=== WHAT THE TASK ASKS ===
Exactly reproduce each record listed below.

=== Extracted data entries ===
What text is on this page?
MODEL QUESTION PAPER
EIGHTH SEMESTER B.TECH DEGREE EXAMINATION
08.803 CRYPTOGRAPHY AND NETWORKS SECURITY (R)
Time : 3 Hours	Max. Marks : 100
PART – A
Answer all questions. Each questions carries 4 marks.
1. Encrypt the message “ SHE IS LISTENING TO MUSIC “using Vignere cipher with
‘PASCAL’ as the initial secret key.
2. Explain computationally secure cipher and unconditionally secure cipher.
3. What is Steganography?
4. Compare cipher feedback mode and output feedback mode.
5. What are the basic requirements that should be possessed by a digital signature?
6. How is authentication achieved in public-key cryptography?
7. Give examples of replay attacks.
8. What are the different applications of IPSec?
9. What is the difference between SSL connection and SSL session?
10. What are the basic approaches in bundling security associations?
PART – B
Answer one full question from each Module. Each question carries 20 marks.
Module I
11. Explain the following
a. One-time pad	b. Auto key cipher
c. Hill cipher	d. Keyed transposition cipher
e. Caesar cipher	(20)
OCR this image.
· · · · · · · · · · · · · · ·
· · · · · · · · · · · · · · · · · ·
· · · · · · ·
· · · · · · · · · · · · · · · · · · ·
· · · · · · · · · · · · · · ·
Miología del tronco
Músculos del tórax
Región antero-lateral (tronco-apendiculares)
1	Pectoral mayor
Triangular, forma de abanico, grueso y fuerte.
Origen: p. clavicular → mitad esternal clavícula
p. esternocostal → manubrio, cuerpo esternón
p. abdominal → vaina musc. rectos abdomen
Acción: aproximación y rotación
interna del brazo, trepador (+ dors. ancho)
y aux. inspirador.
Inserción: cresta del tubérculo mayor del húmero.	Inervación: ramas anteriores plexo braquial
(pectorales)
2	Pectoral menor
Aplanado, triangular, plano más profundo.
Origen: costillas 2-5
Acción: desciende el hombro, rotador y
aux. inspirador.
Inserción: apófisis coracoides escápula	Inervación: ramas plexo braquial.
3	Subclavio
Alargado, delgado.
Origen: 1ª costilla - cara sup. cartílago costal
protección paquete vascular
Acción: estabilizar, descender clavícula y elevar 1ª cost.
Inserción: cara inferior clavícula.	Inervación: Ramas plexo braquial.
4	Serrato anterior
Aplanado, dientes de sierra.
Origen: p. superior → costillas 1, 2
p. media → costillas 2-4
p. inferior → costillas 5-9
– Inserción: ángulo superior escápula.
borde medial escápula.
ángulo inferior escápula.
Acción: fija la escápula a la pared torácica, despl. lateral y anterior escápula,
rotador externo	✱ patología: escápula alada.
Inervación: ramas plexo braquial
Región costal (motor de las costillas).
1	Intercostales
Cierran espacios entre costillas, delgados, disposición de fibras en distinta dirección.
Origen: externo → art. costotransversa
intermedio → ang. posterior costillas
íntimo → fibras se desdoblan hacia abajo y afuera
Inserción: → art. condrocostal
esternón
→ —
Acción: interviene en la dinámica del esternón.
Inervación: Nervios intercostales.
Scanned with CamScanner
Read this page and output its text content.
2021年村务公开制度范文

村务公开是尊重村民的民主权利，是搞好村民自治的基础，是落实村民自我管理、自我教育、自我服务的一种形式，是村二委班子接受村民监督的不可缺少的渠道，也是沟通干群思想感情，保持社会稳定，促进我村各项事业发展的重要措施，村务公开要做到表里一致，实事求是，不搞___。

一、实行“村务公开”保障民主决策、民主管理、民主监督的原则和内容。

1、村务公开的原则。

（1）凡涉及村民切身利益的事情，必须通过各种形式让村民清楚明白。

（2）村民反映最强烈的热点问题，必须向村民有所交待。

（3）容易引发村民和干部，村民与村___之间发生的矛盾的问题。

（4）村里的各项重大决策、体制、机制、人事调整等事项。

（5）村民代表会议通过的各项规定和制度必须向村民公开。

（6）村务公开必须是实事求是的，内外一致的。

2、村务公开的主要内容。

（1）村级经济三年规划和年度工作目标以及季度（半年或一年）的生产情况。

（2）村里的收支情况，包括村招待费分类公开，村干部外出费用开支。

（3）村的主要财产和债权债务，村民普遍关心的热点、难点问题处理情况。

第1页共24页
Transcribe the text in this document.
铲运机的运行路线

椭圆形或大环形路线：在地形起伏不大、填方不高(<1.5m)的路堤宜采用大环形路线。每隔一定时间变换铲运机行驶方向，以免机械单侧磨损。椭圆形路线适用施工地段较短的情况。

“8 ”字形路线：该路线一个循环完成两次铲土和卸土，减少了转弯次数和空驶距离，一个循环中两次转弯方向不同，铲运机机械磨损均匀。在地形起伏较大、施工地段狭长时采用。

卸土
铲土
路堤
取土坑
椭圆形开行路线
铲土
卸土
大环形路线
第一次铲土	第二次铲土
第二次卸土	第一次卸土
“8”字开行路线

=== RESPONSE BELOW ===
What text is on this page?
MODEL QUESTION PAPER
EIGHTH SEMESTER B.TECH DEGREE EXAMINATION
08.803 CRYPTOGRAPHY AND NETWORKS SECURITY (R)
Time : 3 Hours	Max. Marks : 100
PART – A
Answer all questions. Each questions carries 4 marks.
1. Encrypt the message “ SHE IS LISTENING TO MUSIC “using Vignere cipher with
‘PASCAL’ as the initial secret key.
2. Explain computationally secure cipher and unconditionally secure cipher.
3. What is Steganography?
4. Compare cipher feedback mode and output feedback mode.
5. What are the basic requirements that should be possessed by a digital signature?
6. How is authentication achieved in public-key cryptography?
7. Give examples of replay attacks.
8. What are the different applications of IPSec?
9. What is the difference between SSL connection and SSL session?
10. What are the basic approaches in bundling security associations?
PART – B
Answer one full question from each Module. Each question carries 20 marks.
Module I
11. Explain the following
a. One-time pad	b. Auto key cipher
c. Hill cipher	d. Keyed transposition cipher
e. Caesar cipher	(20)
OCR this image.
· · · · · · · · · · · · · · ·
· · · · · · · · · · · · · · · · · ·
· · · · · · ·
· · · · · · · · · · · · · · · · · · ·
· · · · · · · · · · · · · · ·
Miología del tronco
Músculos del tórax
Región antero-lateral (tronco-apendiculares)
1	Pectoral mayor
Triangular, forma de abanico, grueso y fuerte.
Origen: p. clavicular → mitad esternal clavícula
p. esternocostal → manubrio, cuerpo esternón
p. abdominal → vaina musc. rectos abdomen
Acción: aproximación y rotación
interna del brazo, trepador (+ dors. ancho)
y aux. inspirador.
Inserción: cresta del tubérculo mayor del húmero.	Inervación: ramas anteriores plexo braquial
(pectorales)
2	Pectoral menor
Aplanado, triangular, plano más profundo.
Origen: costillas 2-5
Acción: desciende el hombro, rotador y
aux. inspirador.
Inserción: apófisis coracoides escápula	Inervación: ramas plexo braquial.
3	Subclavio
Alargado, delgado.
Origen: 1ª costilla - cara sup. cartílago costal
protección paquete vascular
Acción: estabilizar, descender clavícula y elevar 1ª cost.
Inserción: cara inferior clavícula.	Inervación: Ramas plexo braquial.
4	Serrato anterior
Aplanado, dientes de sierra.
Origen: p. superior → costillas 1, 2
p. media → costillas 2-4
p. inferior → costillas 5-9
– Inserción: ángulo superior escápula.
borde medial escápula.
ángulo inferior escápula.
Acción: fija la escápula a la pared torácica, despl. lateral y anterior escápula,
rotador externo	✱ patología: escápula alada.
Inervación: ramas plexo braquial
Región costal (motor de las costillas).
1	Intercostales
Cierran espacios entre costillas, delgados, disposición de fibras en distinta dirección.
Origen: externo → art. costotransversa
intermedio → ang. posterior costillas
íntimo → fibras se desdoblan hacia abajo y afuera
Inserción: → art. condrocostal
esternón
→ —
Acción: interviene en la dinámica del esternón.
Inervación: Nervios intercostales.
Scanned with CamScanner
Read this page and output its text content.
2021年村务公开制度范文

村务公开是尊重村民的民主权利，是搞好村民自治的基础，是落实村民自我管理、自我教育、自我服务的一种形式，是村二委班子接受村民监督的不可缺少的渠道，也是沟通干群思想感情，保持社会稳定，促进我村各项事业发展的重要措施，村务公开要做到表里一致，实事求是，不搞___。

一、实行“村务公开”保障民主决策、民主管理、民主监督的原则和内容。

1、村务公开的原则。

（1）凡涉及村民切身利益的事情，必须通过各种形式让村民清楚明白。

（2）村民反映最强烈的热点问题，必须向村民有所交待。

（3）容易引发村民和干部，村民与村___之间发生的矛盾的问题。

（4）村里的各项重大决策、体制、机制、人事调整等事项。

（5）村民代表会议通过的各项规定和制度必须向村民公开。

（6）村务公开必须是实事求是的，内外一致的。

2、村务公开的主要内容。

（1）村级经济三年规划和年度工作目标以及季度（半年或一年）的生产情况。

（2）村里的收支情况，包括村招待费分类公开，村干部外出费用开支。

（3）村的主要财产和债权债务，村民普遍关心的热点、难点问题处理情况。

第1页共24页
Transcribe the text in this document.
铲运机的运行路线

椭圆形或大环形路线：在地形起伏不大、填方不高(<1.5m)的路堤宜采用大环形路线。每隔一定时间变换铲运机行驶方向，以免机械单侧磨损。椭圆形路线适用施工地段较短的情况。

“8 ”字形路线：该路线一个循环完成两次铲土和卸土，减少了转弯次数和空驶距离，一个循环中两次转弯方向不同，铲运机机械磨损均匀。在地形起伏较大、施工地段狭长时采用。

卸土
铲土
路堤
取土坑
椭圆形开行路线
铲土
卸土
大环形路线
第一次铲土	第二次铲土
第二次卸土	第一次卸土
“8”字开行路线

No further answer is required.